= ABOUT THIS EXERCISE =
Skip the pictures and give back the rest of the listing exactly.

= INFORMATION GIVEN =
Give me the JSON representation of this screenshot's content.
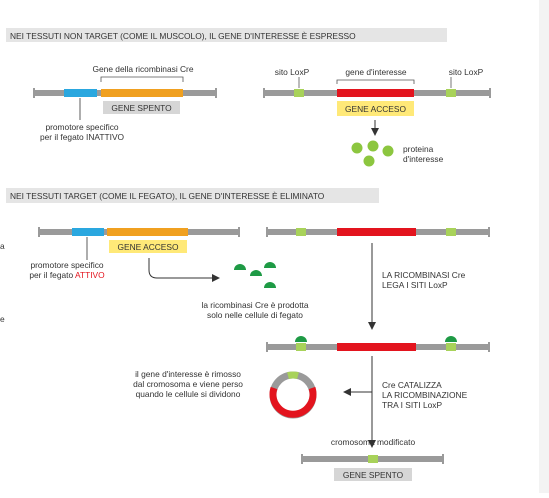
{
  "colors": {
    "grey_bar": "#9a9a9a",
    "blue_promoter": "#2aa7df",
    "orange_cre": "#f0a020",
    "red_gene": "#e3141e",
    "lime_loxp": "#a8d25a",
    "green_protein": "#8cc63f",
    "dark_green_cre": "#1e9a45",
    "label_yellow": "#ffe978",
    "label_grey": "#d6d6d6",
    "header_bg": "#e5e5e5",
    "text": "#333333",
    "red_text": "#e3141e"
  },
  "section1": {
    "header": "NEI TESSUTI NON TARGET (COME IL MUSCOLO), IL GENE D'INTERESSE È ESPRESSO",
    "cre_gene_label": "Gene della ricombinasi Cre",
    "gene_off_label": "GENE SPENTO",
    "promoter_label_line1": "promotore specifico",
    "promoter_label_line2_prefix": "per il fegato ",
    "promoter_label_line2_state": "INATTIVO",
    "loxp_left": "sito LoxP",
    "gene_of_interest": "gene d'interesse",
    "loxp_right": "sito LoxP",
    "gene_on_label": "GENE ACCESO",
    "protein_label_line1": "proteina",
    "protein_label_line2": "d'interesse"
  },
  "section2": {
    "header": "NEI TESSUTI TARGET (COME IL FEGATO), IL GENE D'INTERESSE È ELIMINATO",
    "gene_on_label": "GENE ACCESO",
    "promoter_label_line1": "promotore specifico",
    "promoter_label_line2_prefix": "per il fegato ",
    "promoter_label_line2_state": "ATTIVO",
    "cre_produced_line1": "la ricombinasi Cre è prodotta",
    "cre_produced_line2": "solo nelle cellule di fegato",
    "binds_line1": "LA RICOMBINASI Cre",
    "binds_line2": "LEGA I SITI LoxP",
    "removed_line1": "il gene d'interesse è rimosso",
    "removed_line2": "dal cromosoma e viene perso",
    "removed_line3": "quando le cellule si dividono",
    "catalyze_line1": "Cre CATALIZZA",
    "catalyze_line2": "LA RICOMBINAZIONE",
    "catalyze_line3": "TRA I SITI LoxP",
    "modified_label": "cromosoma modificato",
    "gene_off_label": "GENE SPENTO"
  },
  "edge_fragments": [
    "a",
    "e"
  ]
}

= SOLUTION TO THIS TASK =
Give me the JSON representation of this screenshot's content.
{
  "colors": {
    "grey_bar": "#9a9a9a",
    "blue_promoter": "#2aa7df",
    "orange_cre": "#f0a020",
    "red_gene": "#e3141e",
    "lime_loxp": "#a8d25a",
    "green_protein": "#8cc63f",
    "dark_green_cre": "#1e9a45",
    "label_yellow": "#ffe978",
    "label_grey": "#d6d6d6",
    "header_bg": "#e5e5e5",
    "text": "#333333",
    "red_text": "#e3141e"
  },
  "section1": {
    "header": "NEI TESSUTI NON TARGET (COME IL MUSCOLO), IL GENE D'INTERESSE È ESPRESSO",
    "cre_gene_label": "Gene della ricombinasi Cre",
    "gene_off_label": "GENE SPENTO",
    "promoter_label_line1": "promotore specifico",
    "promoter_label_line2_prefix": "per il fegato ",
    "promoter_label_line2_state": "INATTIVO",
    "loxp_left": "sito LoxP",
    "gene_of_interest": "gene d'interesse",
    "loxp_right": "sito LoxP",
    "gene_on_label": "GENE ACCESO",
    "protein_label_line1": "proteina",
    "protein_label_line2": "d'interesse"
  },
  "section2": {
    "header": "NEI TESSUTI TARGET (COME IL FEGATO), IL GENE D'INTERESSE È ELIMINATO",
    "gene_on_label": "GENE ACCESO",
    "promoter_label_line1": "promotore specifico",
    "promoter_label_line2_prefix": "per il fegato ",
    "promoter_label_line2_state": "ATTIVO",
    "cre_produced_line1": "la ricombinasi Cre è prodotta",
    "cre_produced_line2": "solo nelle cellule di fegato",
    "binds_line1": "LA RICOMBINASI Cre",
    "binds_line2": "LEGA I SITI LoxP",
    "removed_line1": "il gene d'interesse è rimosso",
    "removed_line2": "dal cromosoma e viene perso",
    "removed_line3": "quando le cellule si dividono",
    "catalyze_line1": "Cre CATALIZZA",
    "catalyze_line2": "LA RICOMBINAZIONE",
    "catalyze_line3": "TRA I SITI LoxP",
    "modified_label": "cromosoma modificato",
    "gene_off_label": "GENE SPENTO"
  },
  "edge_fragments": [
    "a",
    "e"
  ]
}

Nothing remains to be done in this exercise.